TASK STATEMENT —
Search the listing below for the string "Вурман" and show each line that contains it.

ENTRIES SHOWN —
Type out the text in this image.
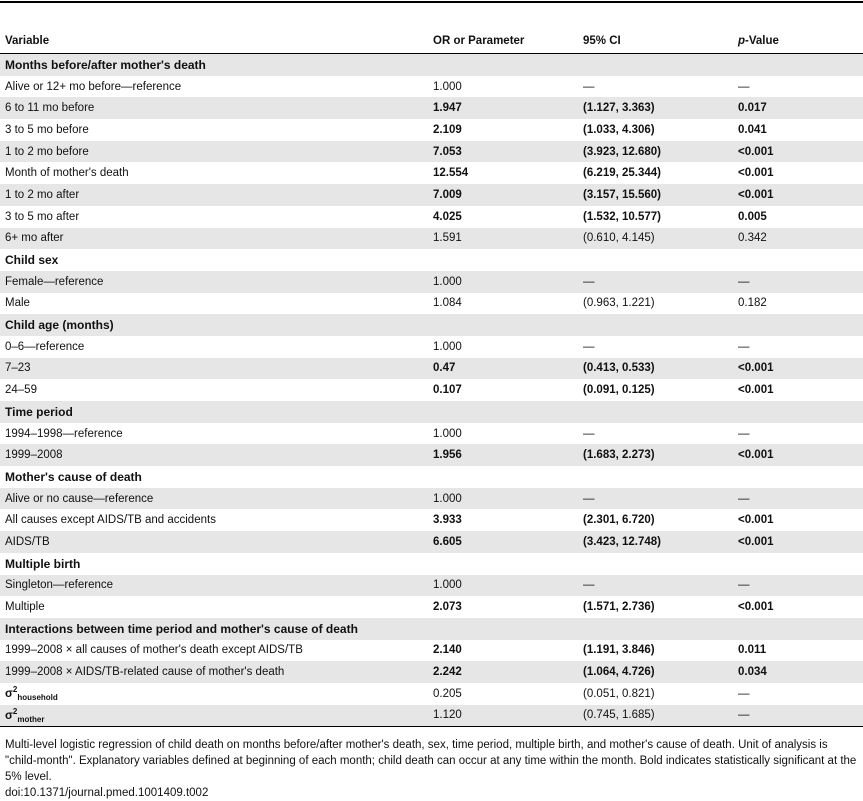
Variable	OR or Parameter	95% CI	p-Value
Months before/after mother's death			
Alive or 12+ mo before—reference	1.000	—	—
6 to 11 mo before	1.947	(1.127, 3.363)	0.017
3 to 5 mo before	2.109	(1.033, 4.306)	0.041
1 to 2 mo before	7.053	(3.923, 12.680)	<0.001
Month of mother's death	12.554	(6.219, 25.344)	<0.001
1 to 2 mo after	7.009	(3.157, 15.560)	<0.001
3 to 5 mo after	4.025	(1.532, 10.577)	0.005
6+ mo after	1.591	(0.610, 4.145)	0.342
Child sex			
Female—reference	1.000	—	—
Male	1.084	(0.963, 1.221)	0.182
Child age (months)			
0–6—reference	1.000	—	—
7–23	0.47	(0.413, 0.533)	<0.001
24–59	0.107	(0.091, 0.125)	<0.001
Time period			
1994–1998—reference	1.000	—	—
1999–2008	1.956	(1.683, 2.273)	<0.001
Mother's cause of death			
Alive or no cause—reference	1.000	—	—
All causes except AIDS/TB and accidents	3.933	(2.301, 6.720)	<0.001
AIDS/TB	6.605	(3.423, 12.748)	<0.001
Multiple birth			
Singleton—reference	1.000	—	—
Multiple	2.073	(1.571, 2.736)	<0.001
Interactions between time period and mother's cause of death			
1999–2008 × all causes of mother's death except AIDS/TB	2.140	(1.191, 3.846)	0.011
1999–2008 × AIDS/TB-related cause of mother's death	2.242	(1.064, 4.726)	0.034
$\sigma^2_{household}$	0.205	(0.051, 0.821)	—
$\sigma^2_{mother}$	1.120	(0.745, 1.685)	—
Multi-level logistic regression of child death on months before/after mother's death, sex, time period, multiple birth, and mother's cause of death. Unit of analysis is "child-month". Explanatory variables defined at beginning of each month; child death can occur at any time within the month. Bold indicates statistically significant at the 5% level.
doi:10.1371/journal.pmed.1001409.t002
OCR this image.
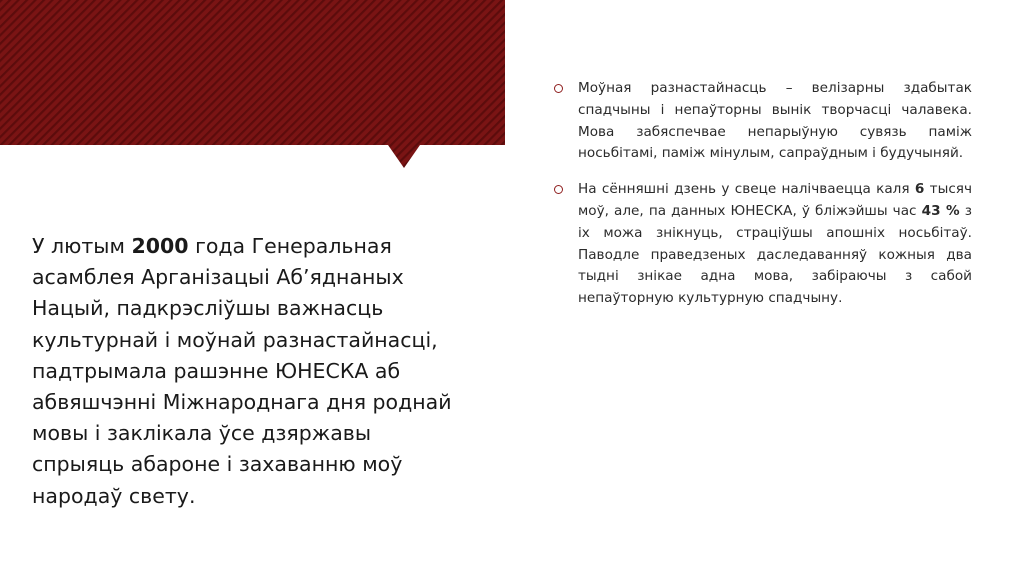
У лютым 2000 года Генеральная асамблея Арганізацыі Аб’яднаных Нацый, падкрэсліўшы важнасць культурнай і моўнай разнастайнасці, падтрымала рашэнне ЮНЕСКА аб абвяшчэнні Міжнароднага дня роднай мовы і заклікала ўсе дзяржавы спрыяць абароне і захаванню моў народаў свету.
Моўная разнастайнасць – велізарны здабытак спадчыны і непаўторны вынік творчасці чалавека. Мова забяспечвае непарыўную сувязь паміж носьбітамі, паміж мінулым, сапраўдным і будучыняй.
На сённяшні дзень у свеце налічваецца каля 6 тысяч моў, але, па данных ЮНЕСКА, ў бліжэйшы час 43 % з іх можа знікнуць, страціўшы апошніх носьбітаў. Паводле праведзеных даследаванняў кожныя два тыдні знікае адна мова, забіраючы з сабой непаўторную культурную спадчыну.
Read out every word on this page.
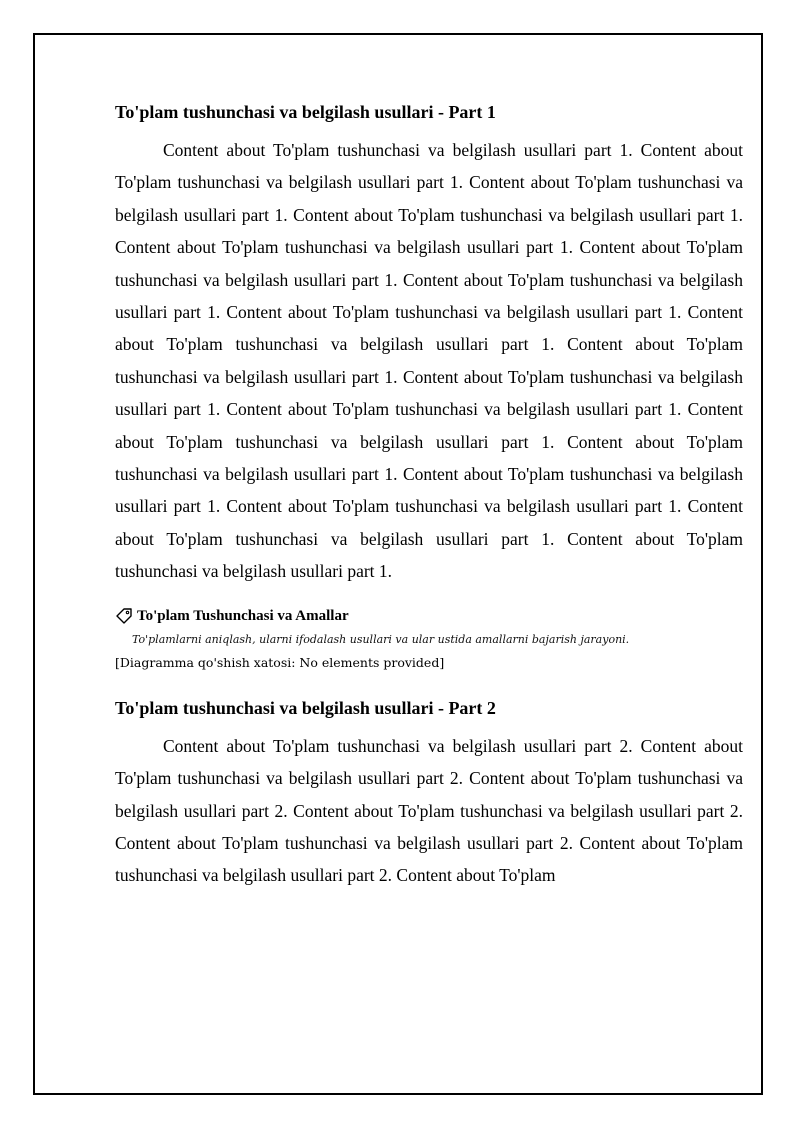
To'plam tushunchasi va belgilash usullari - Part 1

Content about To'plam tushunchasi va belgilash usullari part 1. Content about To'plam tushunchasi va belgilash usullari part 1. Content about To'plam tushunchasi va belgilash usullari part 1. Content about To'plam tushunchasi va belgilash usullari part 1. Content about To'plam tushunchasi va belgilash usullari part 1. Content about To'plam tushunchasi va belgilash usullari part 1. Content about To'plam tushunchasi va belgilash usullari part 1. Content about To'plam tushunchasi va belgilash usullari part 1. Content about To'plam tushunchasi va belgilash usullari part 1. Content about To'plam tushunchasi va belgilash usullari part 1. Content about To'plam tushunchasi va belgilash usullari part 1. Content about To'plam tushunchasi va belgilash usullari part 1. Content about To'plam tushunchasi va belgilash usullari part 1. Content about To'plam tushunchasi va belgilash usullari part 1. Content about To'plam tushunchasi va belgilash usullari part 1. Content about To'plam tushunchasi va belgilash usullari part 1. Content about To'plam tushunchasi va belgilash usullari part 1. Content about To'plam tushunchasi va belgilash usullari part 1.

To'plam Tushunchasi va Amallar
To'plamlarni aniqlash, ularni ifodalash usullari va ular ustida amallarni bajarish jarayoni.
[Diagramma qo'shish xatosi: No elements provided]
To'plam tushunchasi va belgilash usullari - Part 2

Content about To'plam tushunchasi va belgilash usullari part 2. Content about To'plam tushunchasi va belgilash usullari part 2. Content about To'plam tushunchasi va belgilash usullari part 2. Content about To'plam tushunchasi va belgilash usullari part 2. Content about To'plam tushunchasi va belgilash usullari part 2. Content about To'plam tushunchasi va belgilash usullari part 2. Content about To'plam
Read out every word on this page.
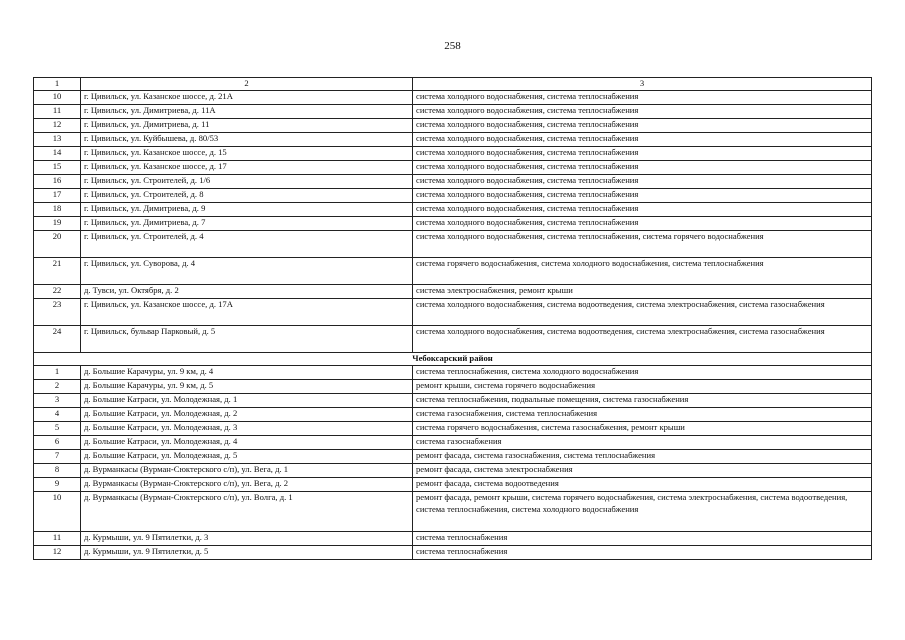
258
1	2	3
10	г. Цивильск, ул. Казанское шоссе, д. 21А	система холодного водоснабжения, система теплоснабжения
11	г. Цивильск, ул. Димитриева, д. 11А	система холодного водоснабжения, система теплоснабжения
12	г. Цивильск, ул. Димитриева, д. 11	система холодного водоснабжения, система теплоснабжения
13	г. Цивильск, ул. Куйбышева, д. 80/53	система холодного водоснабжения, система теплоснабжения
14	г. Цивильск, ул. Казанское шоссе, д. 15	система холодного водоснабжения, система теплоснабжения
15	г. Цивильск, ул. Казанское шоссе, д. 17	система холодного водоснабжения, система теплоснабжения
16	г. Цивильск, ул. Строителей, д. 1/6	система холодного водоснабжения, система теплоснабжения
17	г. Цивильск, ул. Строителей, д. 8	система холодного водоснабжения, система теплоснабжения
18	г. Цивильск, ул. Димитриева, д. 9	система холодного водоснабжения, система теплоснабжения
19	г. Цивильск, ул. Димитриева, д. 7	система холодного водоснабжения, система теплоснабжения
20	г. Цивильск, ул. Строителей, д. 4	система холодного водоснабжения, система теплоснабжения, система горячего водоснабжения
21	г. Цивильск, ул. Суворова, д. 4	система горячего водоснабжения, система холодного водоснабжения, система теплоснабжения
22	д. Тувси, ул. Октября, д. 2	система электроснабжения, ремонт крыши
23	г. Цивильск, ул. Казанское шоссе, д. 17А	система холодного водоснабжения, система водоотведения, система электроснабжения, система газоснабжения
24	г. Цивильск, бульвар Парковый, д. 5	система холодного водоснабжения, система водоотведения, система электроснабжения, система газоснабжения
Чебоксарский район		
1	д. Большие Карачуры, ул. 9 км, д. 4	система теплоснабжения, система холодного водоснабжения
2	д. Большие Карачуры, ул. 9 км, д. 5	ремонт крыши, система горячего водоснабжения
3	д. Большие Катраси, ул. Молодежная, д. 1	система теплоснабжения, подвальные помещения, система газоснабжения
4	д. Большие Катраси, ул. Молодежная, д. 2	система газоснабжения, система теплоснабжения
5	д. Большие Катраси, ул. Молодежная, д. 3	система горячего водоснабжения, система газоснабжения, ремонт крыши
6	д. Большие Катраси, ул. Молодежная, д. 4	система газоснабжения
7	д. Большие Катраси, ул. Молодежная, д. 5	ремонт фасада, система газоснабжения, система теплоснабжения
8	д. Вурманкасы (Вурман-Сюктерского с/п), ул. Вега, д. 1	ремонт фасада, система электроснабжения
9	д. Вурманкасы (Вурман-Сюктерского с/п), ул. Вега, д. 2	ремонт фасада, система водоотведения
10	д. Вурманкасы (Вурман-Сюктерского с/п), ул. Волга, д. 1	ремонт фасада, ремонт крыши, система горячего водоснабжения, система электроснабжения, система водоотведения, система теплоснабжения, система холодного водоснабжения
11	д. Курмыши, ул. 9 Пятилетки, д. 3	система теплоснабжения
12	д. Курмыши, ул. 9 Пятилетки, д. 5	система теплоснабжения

SOLUTION TO THIS PROBLEM —
8	д. Вурманкасы (Вурман-Сюктерского с/п), ул. Вега, д. 1	ремонт фасада, система электроснабжения
9	д. Вурманкасы (Вурман-Сюктерского с/п), ул. Вега, д. 2	ремонт фасада, система водоотведения
10	д. Вурманкасы (Вурман-Сюктерского с/п), ул. Волга, д. 1	ремонт фасада, ремонт крыши, система горячего водоснабжения, система электроснабжения, система водоотведения, система теплоснабжения, система холодного водоснабжения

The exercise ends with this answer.